## Instructions for the task
The answer must be the full data, restated word for word, with no pictures in it.

## Provided information
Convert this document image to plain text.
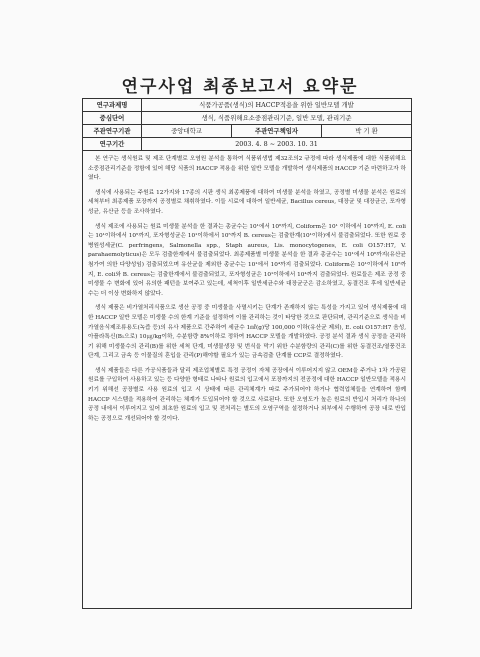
연구사업 최종보고서 요약문
연구과제명	식품가공품(생식)의 HACCP적용을 위한 일반모델 개발		
중심단어	생식, 식품위해요소중점관리기준, 일반 모델, 관리기준		
주관연구기관	중앙대학교	주관연구책임자	박 기 환
연구기간	2003. 4. 8 ~ 2003. 10. 31		

본 연구는 생식원료 및 제조 단계별로 오염원 분석을 통하여 식품위생법 제32조의2 규정에 따라 생식제품에 대한 식품위해요소중점관리기준을 정함에 있어 해당 식품의 HACCP 적용을 위한 일반 모델을 개발하여 생식제품의 HACCP 기준 마련하고자 하였다.

생식에 사용되는 주원료 12가지와 17종의 시판 생식 최종제품에 대하여 미생물 분석을 하였고, 공정별 미생물 분석은 원료의 세척부터 최종제품 포장까지 공정별로 채취하였다. 이들 시료에 대하여 일반세균, Bacillus cereus, 대장균 및 대장균군, 포자형성균, 유산균 등을 조사하였다.

생식 제조에 사용되는 원료 미생물 분석을 한 결과는 총균수는 10¹에서 10⁶까지, Coliform은 10¹ 이하에서 10⁶까지, E. coli는 10¹이하에서 10⁵까지, 포자형성균은 10¹이하에서 10⁵까지 B. cereus는 검출한계(10¹이하)에서 불검출되었다. 또한 원료 중 병원성세균(C. perfringens, Salmonella spp., Staph aureus, Lis. monocytogenes, E. coli O157:H7, V. parahaemolyticus)은 모두 검출한계에서 불검출되었다. 최종제품별 미생물 분석을 한 결과 총균수는 10¹에서 10⁶까지(유산균 첨가여 의한 다양성임) 검출되었으며 유산균을 제외한 총균수는 10¹에서 10⁴까지 검출되었다. Coliform은 10¹이하에서 10⁵까지, E. coli와 B. cereus는 검출한계에서 불검출되었고, 포자형성균은 10¹이하에서 10⁴까지 검출되었다. 원료들은 제조 공정 중 미생물 수 변화에 있어 유의한 패턴을 보여주고 있는데, 세척이후 일반세균수와 대장균군은 감소하였고, 동결건조 후에 일반세균수는 더 이상 변화하지 않았다.

생식 제품은 비가열처리식품으로 생산 공정 중 미생물을 사멸시키는 단계가 존재하지 않는 특성을 가지고 있어 생식제품에 대한 HACCP 일반 모델은 미생물 수의 한계 기준을 설정하여 이를 관리하는 것이 타당한 것으로 판단되며, 관리기준으로 생식을 비가열음식제조류용도(녹즙 등)의 유사 제품으로 간주하여 세균수 1㎖(g)당 100,000 이하(유산균 제외), E. coli O157:H7 음성, 아플라톡신(B₁으로) 10㎍/kg이하, 수분함량 8%이하로 정하여 HACCP 모델을 개발하였다. 공정 분석 결과 생식 공정을 관리하기 위해 미생물수의 관리(B)를 위한 세척 단계, 미생물생장 및 번식을 막기 위한 수분함량의 관리(C)를 위한 동결건조/열풍건조 단계, 그리고 금속 등 이물질의 혼입을 관리(P)해야할 필요가 있는 금속검출 단계를 CCP로 결정하였다.

생식 제품들은 다른 가공식품들과 달리 제조업체별로 특정 공정이 자체 공장에서 이루어지지 않고 OEM을 주거나 1차 가공된 원료를 구입하여 사용하고 있는 등 다양한 형태로 나타나 원료의 입고에서 포장까지의 전공정에 대한 HACCP 일반모델을 적용시키기 위해선 공장별로 사용 원료의 입고 시 상태에 따른 관리체계가 따로 주가되어야 하거나 협력업체들을 연계하여 함께 HACCP 시스템을 적용하여 관리하는 체계가 도입되어야 할 것으로 사료된다. 또한 오염도가 높은 원료의 반입시 처리가 하나의 공정 내에서 이루어지고 있어 최초한 원료의 입고 및 전처리는 별도의 오염구역을 설정하거나 외부에서 수행하여 공장 내로 반입하는 공정으로 개선되어야 할 것이다.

## Your solution
Convert this document image to plain text.
연구사업 최종보고서 요약문
연구과제명	식품가공품(생식)의 HACCP적용을 위한 일반모델 개발		
중심단어	생식, 식품위해요소중점관리기준, 일반 모델, 관리기준		
주관연구기관	중앙대학교	주관연구책임자	박 기 환
연구기간	2003. 4. 8 ~ 2003. 10. 31		

본 연구는 생식원료 및 제조 단계별로 오염원 분석을 통하여 식품위생법 제32조의2 규정에 따라 생식제품에 대한 식품위해요소중점관리기준을 정함에 있어 해당 식품의 HACCP 적용을 위한 일반 모델을 개발하여 생식제품의 HACCP 기준 마련하고자 하였다.

생식에 사용되는 주원료 12가지와 17종의 시판 생식 최종제품에 대하여 미생물 분석을 하였고, 공정별 미생물 분석은 원료의 세척부터 최종제품 포장까지 공정별로 채취하였다. 이들 시료에 대하여 일반세균, Bacillus cereus, 대장균 및 대장균군, 포자형성균, 유산균 등을 조사하였다.

생식 제조에 사용되는 원료 미생물 분석을 한 결과는 총균수는 10¹에서 10⁶까지, Coliform은 10¹ 이하에서 10⁶까지, E. coli는 10¹이하에서 10⁵까지, 포자형성균은 10¹이하에서 10⁵까지 B. cereus는 검출한계(10¹이하)에서 불검출되었다. 또한 원료 중 병원성세균(C. perfringens, Salmonella spp., Staph aureus, Lis. monocytogenes, E. coli O157:H7, V. parahaemolyticus)은 모두 검출한계에서 불검출되었다. 최종제품별 미생물 분석을 한 결과 총균수는 10¹에서 10⁶까지(유산균 첨가여 의한 다양성임) 검출되었으며 유산균을 제외한 총균수는 10¹에서 10⁴까지 검출되었다. Coliform은 10¹이하에서 10⁵까지, E. coli와 B. cereus는 검출한계에서 불검출되었고, 포자형성균은 10¹이하에서 10⁴까지 검출되었다. 원료들은 제조 공정 중 미생물 수 변화에 있어 유의한 패턴을 보여주고 있는데, 세척이후 일반세균수와 대장균군은 감소하였고, 동결건조 후에 일반세균수는 더 이상 변화하지 않았다.

생식 제품은 비가열처리식품으로 생산 공정 중 미생물을 사멸시키는 단계가 존재하지 않는 특성을 가지고 있어 생식제품에 대한 HACCP 일반 모델은 미생물 수의 한계 기준을 설정하여 이를 관리하는 것이 타당한 것으로 판단되며, 관리기준으로 생식을 비가열음식제조류용도(녹즙 등)의 유사 제품으로 간주하여 세균수 1㎖(g)당 100,000 이하(유산균 제외), E. coli O157:H7 음성, 아플라톡신(B₁으로) 10㎍/kg이하, 수분함량 8%이하로 정하여 HACCP 모델을 개발하였다. 공정 분석 결과 생식 공정을 관리하기 위해 미생물수의 관리(B)를 위한 세척 단계, 미생물생장 및 번식을 막기 위한 수분함량의 관리(C)를 위한 동결건조/열풍건조 단계, 그리고 금속 등 이물질의 혼입을 관리(P)해야할 필요가 있는 금속검출 단계를 CCP로 결정하였다.

생식 제품들은 다른 가공식품들과 달리 제조업체별로 특정 공정이 자체 공장에서 이루어지지 않고 OEM을 주거나 1차 가공된 원료를 구입하여 사용하고 있는 등 다양한 형태로 나타나 원료의 입고에서 포장까지의 전공정에 대한 HACCP 일반모델을 적용시키기 위해선 공장별로 사용 원료의 입고 시 상태에 따른 관리체계가 따로 주가되어야 하거나 협력업체들을 연계하여 함께 HACCP 시스템을 적용하여 관리하는 체계가 도입되어야 할 것으로 사료된다. 또한 오염도가 높은 원료의 반입시 처리가 하나의 공정 내에서 이루어지고 있어 최초한 원료의 입고 및 전처리는 별도의 오염구역을 설정하거나 외부에서 수행하여 공장 내로 반입하는 공정으로 개선되어야 할 것이다.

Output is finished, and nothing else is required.